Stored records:
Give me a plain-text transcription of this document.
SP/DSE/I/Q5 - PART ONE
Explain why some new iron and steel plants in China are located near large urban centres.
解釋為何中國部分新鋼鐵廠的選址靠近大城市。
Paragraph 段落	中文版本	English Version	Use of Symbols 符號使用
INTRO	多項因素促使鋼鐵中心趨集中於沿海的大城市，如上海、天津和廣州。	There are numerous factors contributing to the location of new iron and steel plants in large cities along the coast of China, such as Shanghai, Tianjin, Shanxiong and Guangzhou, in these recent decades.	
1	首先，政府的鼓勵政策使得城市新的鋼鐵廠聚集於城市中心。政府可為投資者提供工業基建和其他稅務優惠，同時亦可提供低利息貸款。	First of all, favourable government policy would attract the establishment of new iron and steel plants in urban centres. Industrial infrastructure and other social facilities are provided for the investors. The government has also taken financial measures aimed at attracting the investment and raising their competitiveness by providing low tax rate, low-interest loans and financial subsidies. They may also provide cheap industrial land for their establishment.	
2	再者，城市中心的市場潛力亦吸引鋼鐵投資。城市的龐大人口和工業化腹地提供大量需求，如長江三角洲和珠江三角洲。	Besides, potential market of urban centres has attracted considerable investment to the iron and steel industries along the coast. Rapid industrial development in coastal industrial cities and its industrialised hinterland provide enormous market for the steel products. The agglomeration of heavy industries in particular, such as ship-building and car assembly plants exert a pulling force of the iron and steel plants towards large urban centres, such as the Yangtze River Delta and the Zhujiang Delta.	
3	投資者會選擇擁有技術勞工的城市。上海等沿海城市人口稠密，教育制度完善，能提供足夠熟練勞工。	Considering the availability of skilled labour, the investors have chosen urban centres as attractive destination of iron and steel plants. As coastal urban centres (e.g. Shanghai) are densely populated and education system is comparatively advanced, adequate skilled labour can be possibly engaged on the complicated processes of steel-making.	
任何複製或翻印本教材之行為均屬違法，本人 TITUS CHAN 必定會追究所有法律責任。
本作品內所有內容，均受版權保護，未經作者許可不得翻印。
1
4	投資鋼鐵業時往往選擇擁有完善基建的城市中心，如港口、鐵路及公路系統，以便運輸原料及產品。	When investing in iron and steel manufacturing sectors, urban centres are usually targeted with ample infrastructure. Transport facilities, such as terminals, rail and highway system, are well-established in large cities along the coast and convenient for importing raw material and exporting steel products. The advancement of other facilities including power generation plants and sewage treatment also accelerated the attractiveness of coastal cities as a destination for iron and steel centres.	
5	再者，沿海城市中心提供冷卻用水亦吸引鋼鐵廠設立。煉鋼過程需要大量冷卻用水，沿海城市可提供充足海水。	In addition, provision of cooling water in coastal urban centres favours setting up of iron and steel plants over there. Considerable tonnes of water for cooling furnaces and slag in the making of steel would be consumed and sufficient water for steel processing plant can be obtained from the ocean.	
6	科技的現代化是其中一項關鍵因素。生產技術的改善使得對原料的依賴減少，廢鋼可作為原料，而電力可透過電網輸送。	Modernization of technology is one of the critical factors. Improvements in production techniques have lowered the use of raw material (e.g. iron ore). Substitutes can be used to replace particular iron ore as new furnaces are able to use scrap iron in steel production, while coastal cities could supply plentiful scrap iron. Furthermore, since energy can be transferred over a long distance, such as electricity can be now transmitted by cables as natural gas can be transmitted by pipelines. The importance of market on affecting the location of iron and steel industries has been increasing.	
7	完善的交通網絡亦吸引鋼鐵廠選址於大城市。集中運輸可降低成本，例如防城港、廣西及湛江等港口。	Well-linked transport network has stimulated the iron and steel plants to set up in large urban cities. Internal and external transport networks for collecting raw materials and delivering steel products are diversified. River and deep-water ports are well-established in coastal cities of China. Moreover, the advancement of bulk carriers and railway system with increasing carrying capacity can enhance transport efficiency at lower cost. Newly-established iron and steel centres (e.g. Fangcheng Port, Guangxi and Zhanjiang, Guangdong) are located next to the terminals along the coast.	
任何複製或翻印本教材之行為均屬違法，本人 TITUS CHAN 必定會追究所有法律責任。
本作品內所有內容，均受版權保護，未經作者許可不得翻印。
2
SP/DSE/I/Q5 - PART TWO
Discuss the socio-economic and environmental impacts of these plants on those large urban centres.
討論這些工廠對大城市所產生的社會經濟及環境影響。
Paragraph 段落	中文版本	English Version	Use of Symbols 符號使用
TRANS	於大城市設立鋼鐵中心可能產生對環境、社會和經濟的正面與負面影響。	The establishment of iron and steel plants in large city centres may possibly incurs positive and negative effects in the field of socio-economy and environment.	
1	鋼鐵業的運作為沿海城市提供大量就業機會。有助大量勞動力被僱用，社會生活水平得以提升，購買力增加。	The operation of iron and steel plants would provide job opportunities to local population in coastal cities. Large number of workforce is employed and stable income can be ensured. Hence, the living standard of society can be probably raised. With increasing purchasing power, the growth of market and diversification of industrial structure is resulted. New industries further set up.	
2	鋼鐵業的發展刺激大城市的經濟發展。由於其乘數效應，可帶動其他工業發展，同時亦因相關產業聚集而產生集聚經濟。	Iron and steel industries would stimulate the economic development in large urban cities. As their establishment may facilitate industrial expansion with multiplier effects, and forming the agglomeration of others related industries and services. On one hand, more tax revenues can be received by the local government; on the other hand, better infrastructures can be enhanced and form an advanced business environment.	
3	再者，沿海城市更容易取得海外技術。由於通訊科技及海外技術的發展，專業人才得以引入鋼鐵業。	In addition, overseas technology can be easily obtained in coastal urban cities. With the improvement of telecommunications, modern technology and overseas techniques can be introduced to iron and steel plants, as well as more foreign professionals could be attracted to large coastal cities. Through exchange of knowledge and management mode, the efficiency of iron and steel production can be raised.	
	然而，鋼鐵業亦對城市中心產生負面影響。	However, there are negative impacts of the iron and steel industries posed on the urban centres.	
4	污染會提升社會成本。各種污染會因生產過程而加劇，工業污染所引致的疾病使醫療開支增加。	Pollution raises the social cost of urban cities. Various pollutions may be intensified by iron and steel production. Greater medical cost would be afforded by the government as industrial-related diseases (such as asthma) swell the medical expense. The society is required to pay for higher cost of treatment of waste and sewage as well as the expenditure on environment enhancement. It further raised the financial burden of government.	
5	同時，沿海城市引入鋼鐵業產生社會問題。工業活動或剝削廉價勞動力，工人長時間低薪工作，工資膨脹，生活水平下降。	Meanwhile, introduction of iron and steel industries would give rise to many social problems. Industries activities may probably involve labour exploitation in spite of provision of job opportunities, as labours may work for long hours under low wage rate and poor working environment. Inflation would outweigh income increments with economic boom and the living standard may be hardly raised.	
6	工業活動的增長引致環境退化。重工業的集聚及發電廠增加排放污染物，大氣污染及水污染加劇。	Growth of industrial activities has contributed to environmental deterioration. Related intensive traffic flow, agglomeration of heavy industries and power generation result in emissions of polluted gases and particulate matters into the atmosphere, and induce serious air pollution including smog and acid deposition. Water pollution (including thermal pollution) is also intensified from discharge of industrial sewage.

WHAT TO WORK ON:
Print the entries exactly. Include every one.

FINAL RESULT:
Give me a plain-text transcription of this document.
SP/DSE/I/Q5 - PART ONE
Explain why some new iron and steel plants in China are located near large urban centres.
解釋為何中國部分新鋼鐵廠的選址靠近大城市。
Paragraph 段落	中文版本	English Version	Use of Symbols 符號使用
INTRO	多項因素促使鋼鐵中心趨集中於沿海的大城市，如上海、天津和廣州。	There are numerous factors contributing to the location of new iron and steel plants in large cities along the coast of China, such as Shanghai, Tianjin, Shanxiong and Guangzhou, in these recent decades.	
1	首先，政府的鼓勵政策使得城市新的鋼鐵廠聚集於城市中心。政府可為投資者提供工業基建和其他稅務優惠，同時亦可提供低利息貸款。	First of all, favourable government policy would attract the establishment of new iron and steel plants in urban centres. Industrial infrastructure and other social facilities are provided for the investors. The government has also taken financial measures aimed at attracting the investment and raising their competitiveness by providing low tax rate, low-interest loans and financial subsidies. They may also provide cheap industrial land for their establishment.	
2	再者，城市中心的市場潛力亦吸引鋼鐵投資。城市的龐大人口和工業化腹地提供大量需求，如長江三角洲和珠江三角洲。	Besides, potential market of urban centres has attracted considerable investment to the iron and steel industries along the coast. Rapid industrial development in coastal industrial cities and its industrialised hinterland provide enormous market for the steel products. The agglomeration of heavy industries in particular, such as ship-building and car assembly plants exert a pulling force of the iron and steel plants towards large urban centres, such as the Yangtze River Delta and the Zhujiang Delta.	
3	投資者會選擇擁有技術勞工的城市。上海等沿海城市人口稠密，教育制度完善，能提供足夠熟練勞工。	Considering the availability of skilled labour, the investors have chosen urban centres as attractive destination of iron and steel plants. As coastal urban centres (e.g. Shanghai) are densely populated and education system is comparatively advanced, adequate skilled labour can be possibly engaged on the complicated processes of steel-making.	
任何複製或翻印本教材之行為均屬違法，本人 TITUS CHAN 必定會追究所有法律責任。
本作品內所有內容，均受版權保護，未經作者許可不得翻印。
1
4	投資鋼鐵業時往往選擇擁有完善基建的城市中心，如港口、鐵路及公路系統，以便運輸原料及產品。	When investing in iron and steel manufacturing sectors, urban centres are usually targeted with ample infrastructure. Transport facilities, such as terminals, rail and highway system, are well-established in large cities along the coast and convenient for importing raw material and exporting steel products. The advancement of other facilities including power generation plants and sewage treatment also accelerated the attractiveness of coastal cities as a destination for iron and steel centres.	
5	再者，沿海城市中心提供冷卻用水亦吸引鋼鐵廠設立。煉鋼過程需要大量冷卻用水，沿海城市可提供充足海水。	In addition, provision of cooling water in coastal urban centres favours setting up of iron and steel plants over there. Considerable tonnes of water for cooling furnaces and slag in the making of steel would be consumed and sufficient water for steel processing plant can be obtained from the ocean.	
6	科技的現代化是其中一項關鍵因素。生產技術的改善使得對原料的依賴減少，廢鋼可作為原料，而電力可透過電網輸送。	Modernization of technology is one of the critical factors. Improvements in production techniques have lowered the use of raw material (e.g. iron ore). Substitutes can be used to replace particular iron ore as new furnaces are able to use scrap iron in steel production, while coastal cities could supply plentiful scrap iron. Furthermore, since energy can be transferred over a long distance, such as electricity can be now transmitted by cables as natural gas can be transmitted by pipelines. The importance of market on affecting the location of iron and steel industries has been increasing.	
7	完善的交通網絡亦吸引鋼鐵廠選址於大城市。集中運輸可降低成本，例如防城港、廣西及湛江等港口。	Well-linked transport network has stimulated the iron and steel plants to set up in large urban cities. Internal and external transport networks for collecting raw materials and delivering steel products are diversified. River and deep-water ports are well-established in coastal cities of China. Moreover, the advancement of bulk carriers and railway system with increasing carrying capacity can enhance transport efficiency at lower cost. Newly-established iron and steel centres (e.g. Fangcheng Port, Guangxi and Zhanjiang, Guangdong) are located next to the terminals along the coast.	
任何複製或翻印本教材之行為均屬違法，本人 TITUS CHAN 必定會追究所有法律責任。
本作品內所有內容，均受版權保護，未經作者許可不得翻印。
2
SP/DSE/I/Q5 - PART TWO
Discuss the socio-economic and environmental impacts of these plants on those large urban centres.
討論這些工廠對大城市所產生的社會經濟及環境影響。
Paragraph 段落	中文版本	English Version	Use of Symbols 符號使用
TRANS	於大城市設立鋼鐵中心可能產生對環境、社會和經濟的正面與負面影響。	The establishment of iron and steel plants in large city centres may possibly incurs positive and negative effects in the field of socio-economy and environment.	
1	鋼鐵業的運作為沿海城市提供大量就業機會。有助大量勞動力被僱用，社會生活水平得以提升，購買力增加。	The operation of iron and steel plants would provide job opportunities to local population in coastal cities. Large number of workforce is employed and stable income can be ensured. Hence, the living standard of society can be probably raised. With increasing purchasing power, the growth of market and diversification of industrial structure is resulted. New industries further set up.	
2	鋼鐵業的發展刺激大城市的經濟發展。由於其乘數效應，可帶動其他工業發展，同時亦因相關產業聚集而產生集聚經濟。	Iron and steel industries would stimulate the economic development in large urban cities. As their establishment may facilitate industrial expansion with multiplier effects, and forming the agglomeration of others related industries and services. On one hand, more tax revenues can be received by the local government; on the other hand, better infrastructures can be enhanced and form an advanced business environment.	
3	再者，沿海城市更容易取得海外技術。由於通訊科技及海外技術的發展，專業人才得以引入鋼鐵業。	In addition, overseas technology can be easily obtained in coastal urban cities. With the improvement of telecommunications, modern technology and overseas techniques can be introduced to iron and steel plants, as well as more foreign professionals could be attracted to large coastal cities. Through exchange of knowledge and management mode, the efficiency of iron and steel production can be raised.	
	然而，鋼鐵業亦對城市中心產生負面影響。	However, there are negative impacts of the iron and steel industries posed on the urban centres.	
4	污染會提升社會成本。各種污染會因生產過程而加劇，工業污染所引致的疾病使醫療開支增加。	Pollution raises the social cost of urban cities. Various pollutions may be intensified by iron and steel production. Greater medical cost would be afforded by the government as industrial-related diseases (such as asthma) swell the medical expense. The society is required to pay for higher cost of treatment of waste and sewage as well as the expenditure on environment enhancement. It further raised the financial burden of government.	
5	同時，沿海城市引入鋼鐵業產生社會問題。工業活動或剝削廉價勞動力，工人長時間低薪工作，工資膨脹，生活水平下降。	Meanwhile, introduction of iron and steel industries would give rise to many social problems. Industries activities may probably involve labour exploitation in spite of provision of job opportunities, as labours may work for long hours under low wage rate and poor working environment. Inflation would outweigh income increments with economic boom and the living standard may be hardly raised.	
6	工業活動的增長引致環境退化。重工業的集聚及發電廠增加排放污染物，大氣污染及水污染加劇。	Growth of industrial activities has contributed to environmental deterioration. Related intensive traffic flow, agglomeration of heavy industries and power generation result in emissions of polluted gases and particulate matters into the atmosphere, and induce serious air pollution including smog and acid deposition. Water pollution (including thermal pollution) is also intensified from discharge of industrial sewage.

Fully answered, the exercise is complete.